►

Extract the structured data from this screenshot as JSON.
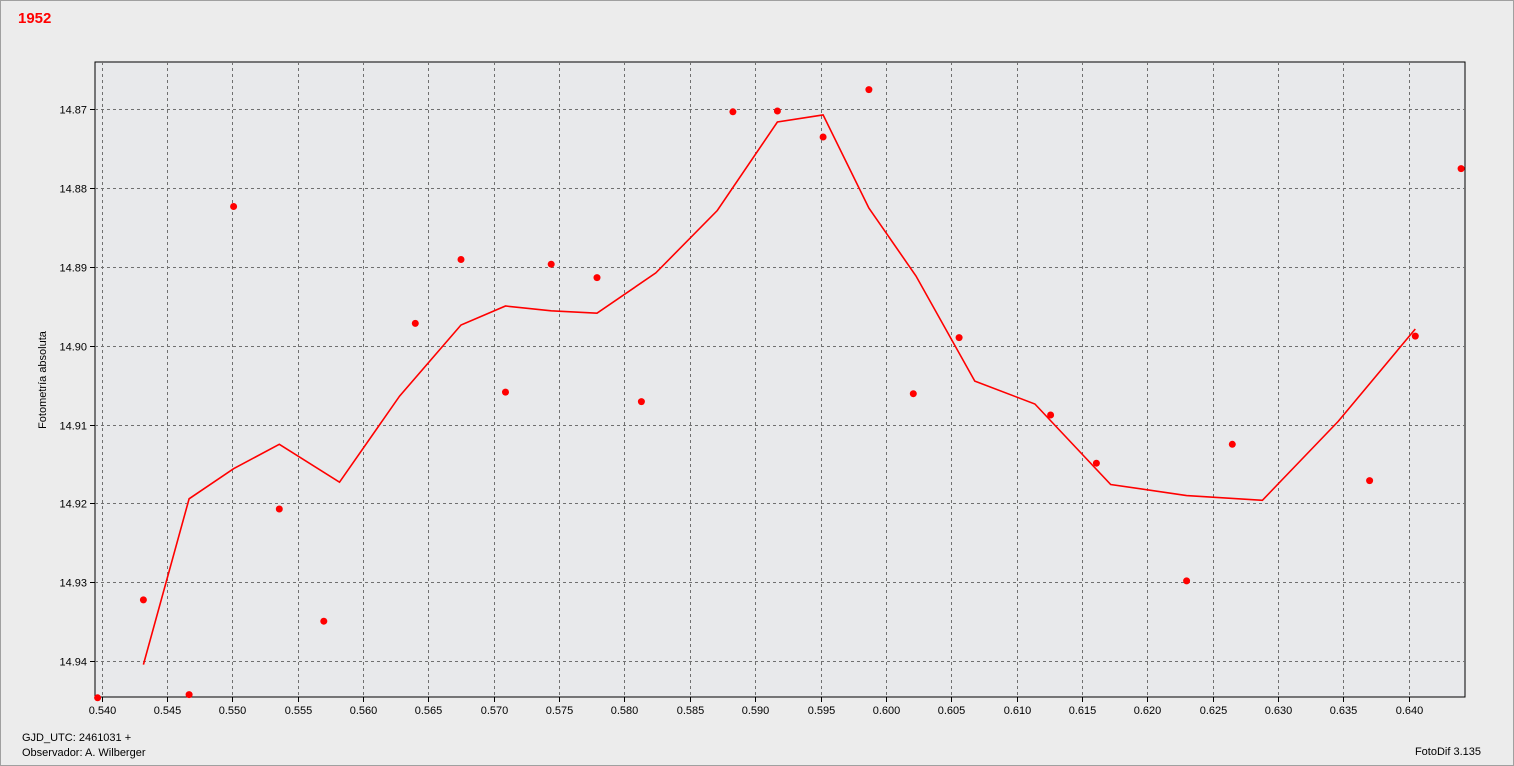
{
  "header": {
    "title": "1952"
  },
  "footer": {
    "gjd_label": "GJD_UTC: 2461031 +",
    "observer_label": "Observador: A. Wilberger",
    "software_label": "FotoDif 3.135"
  },
  "colors": {
    "series": "#ff0000",
    "grid": "#707070",
    "plot_bg": "#e8e9eb"
  },
  "chart_data": {
    "type": "scatter",
    "title": "",
    "xlabel": "",
    "ylabel": "Fotometría absoluta",
    "xlim": [
      0.5395,
      0.6443
    ],
    "ylim": [
      14.9445,
      14.8641
    ],
    "y_inverted": true,
    "grid": true,
    "xticks": [
      0.54,
      0.545,
      0.55,
      0.555,
      0.56,
      0.565,
      0.57,
      0.575,
      0.58,
      0.585,
      0.59,
      0.595,
      0.6,
      0.605,
      0.61,
      0.615,
      0.62,
      0.625,
      0.63,
      0.635,
      0.64
    ],
    "xtick_labels": [
      "0.540",
      "0.545",
      "0.550",
      "0.555",
      "0.560",
      "0.565",
      "0.570",
      "0.575",
      "0.580",
      "0.585",
      "0.590",
      "0.595",
      "0.600",
      "0.605",
      "0.610",
      "0.615",
      "0.620",
      "0.625",
      "0.630",
      "0.635",
      "0.640"
    ],
    "yticks": [
      14.87,
      14.88,
      14.89,
      14.9,
      14.91,
      14.92,
      14.93,
      14.94
    ],
    "ytick_labels": [
      "14.87",
      "14.88",
      "14.89",
      "14.90",
      "14.91",
      "14.92",
      "14.93",
      "14.94"
    ],
    "points": {
      "x": [
        0.5397,
        0.5432,
        0.5467,
        0.5501,
        0.5536,
        0.557,
        0.564,
        0.5675,
        0.5709,
        0.5744,
        0.5779,
        0.5813,
        0.5883,
        0.5917,
        0.5952,
        0.5987,
        0.6021,
        0.6056,
        0.6126,
        0.6161,
        0.623,
        0.6265,
        0.637,
        0.6405,
        0.644
      ],
      "y": [
        14.9446,
        14.9322,
        14.9442,
        14.8824,
        14.9207,
        14.9349,
        14.8972,
        14.8891,
        14.9059,
        14.8897,
        14.8914,
        14.9071,
        14.8704,
        14.8703,
        14.8736,
        14.8676,
        14.9061,
        14.899,
        14.9088,
        14.9149,
        14.9298,
        14.9125,
        14.9171,
        14.8988,
        14.8776
      ]
    },
    "fit_line": {
      "x": [
        0.5432,
        0.5467,
        0.5501,
        0.5536,
        0.5582,
        0.5628,
        0.5675,
        0.5709,
        0.5744,
        0.5779,
        0.5824,
        0.5871,
        0.5917,
        0.5952,
        0.5987,
        0.6023,
        0.6068,
        0.6114,
        0.6172,
        0.623,
        0.6288,
        0.6346,
        0.6405
      ],
      "y": [
        14.9404,
        14.9194,
        14.9156,
        14.9125,
        14.9173,
        14.9064,
        14.8974,
        14.895,
        14.8956,
        14.8959,
        14.8908,
        14.8829,
        14.8717,
        14.8708,
        14.8826,
        14.8912,
        14.9045,
        14.9074,
        14.9176,
        14.919,
        14.9196,
        14.9096,
        14.8979
      ]
    }
  }
}
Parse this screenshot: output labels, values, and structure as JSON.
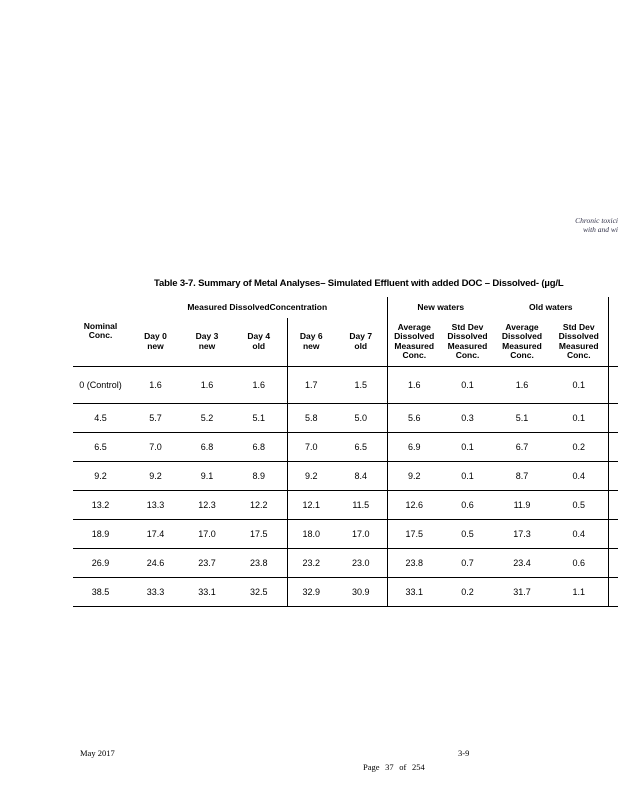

◄

▸ **Prompt**: Without the pictures, transcribe the listing above exactly.

▸ **Exercise answer**:
Extract the structured data from this screenshot as JSON.
{
  "header": {
    "title": "1952"
  },
  "footer": {
    "gjd_label": "GJD_UTC: 2461031 +",
    "observer_label": "Observador: A. Wilberger",
    "software_label": "FotoDif 3.135"
  },
  "colors": {
    "series": "#ff0000",
    "grid": "#707070",
    "plot_bg": "#e8e9eb"
  },
  "chart_data": {
    "type": "scatter",
    "title": "",
    "xlabel": "",
    "ylabel": "Fotometría absoluta",
    "xlim": [
      0.5395,
      0.6443
    ],
    "ylim": [
      14.9445,
      14.8641
    ],
    "y_inverted": true,
    "grid": true,
    "xticks": [
      0.54,
      0.545,
      0.55,
      0.555,
      0.56,
      0.565,
      0.57,
      0.575,
      0.58,
      0.585,
      0.59,
      0.595,
      0.6,
      0.605,
      0.61,
      0.615,
      0.62,
      0.625,
      0.63,
      0.635,
      0.64
    ],
    "xtick_labels": [
      "0.540",
      "0.545",
      "0.550",
      "0.555",
      "0.560",
      "0.565",
      "0.570",
      "0.575",
      "0.580",
      "0.585",
      "0.590",
      "0.595",
      "0.600",
      "0.605",
      "0.610",
      "0.615",
      "0.620",
      "0.625",
      "0.630",
      "0.635",
      "0.640"
    ],
    "yticks": [
      14.87,
      14.88,
      14.89,
      14.9,
      14.91,
      14.92,
      14.93,
      14.94
    ],
    "ytick_labels": [
      "14.87",
      "14.88",
      "14.89",
      "14.90",
      "14.91",
      "14.92",
      "14.93",
      "14.94"
    ],
    "points": {
      "x": [
        0.5397,
        0.5432,
        0.5467,
        0.5501,
        0.5536,
        0.557,
        0.564,
        0.5675,
        0.5709,
        0.5744,
        0.5779,
        0.5813,
        0.5883,
        0.5917,
        0.5952,
        0.5987,
        0.6021,
        0.6056,
        0.6126,
        0.6161,
        0.623,
        0.6265,
        0.637,
        0.6405,
        0.644
      ],
      "y": [
        14.9446,
        14.9322,
        14.9442,
        14.8824,
        14.9207,
        14.9349,
        14.8972,
        14.8891,
        14.9059,
        14.8897,
        14.8914,
        14.9071,
        14.8704,
        14.8703,
        14.8736,
        14.8676,
        14.9061,
        14.899,
        14.9088,
        14.9149,
        14.9298,
        14.9125,
        14.9171,
        14.8988,
        14.8776
      ]
    },
    "fit_line": {
      "x": [
        0.5432,
        0.5467,
        0.5501,
        0.5536,
        0.5582,
        0.5628,
        0.5675,
        0.5709,
        0.5744,
        0.5779,
        0.5824,
        0.5871,
        0.5917,
        0.5952,
        0.5987,
        0.6023,
        0.6068,
        0.6114,
        0.6172,
        0.623,
        0.6288,
        0.6346,
        0.6405
      ],
      "y": [
        14.9404,
        14.9194,
        14.9156,
        14.9125,
        14.9173,
        14.9064,
        14.8974,
        14.895,
        14.8956,
        14.8959,
        14.8908,
        14.8829,
        14.8717,
        14.8708,
        14.8826,
        14.8912,
        14.9045,
        14.9074,
        14.9176,
        14.919,
        14.9196,
        14.9096,
        14.8979
      ]
    }
  }
}
Parse this screenshot: output labels, values, and structure as JSON.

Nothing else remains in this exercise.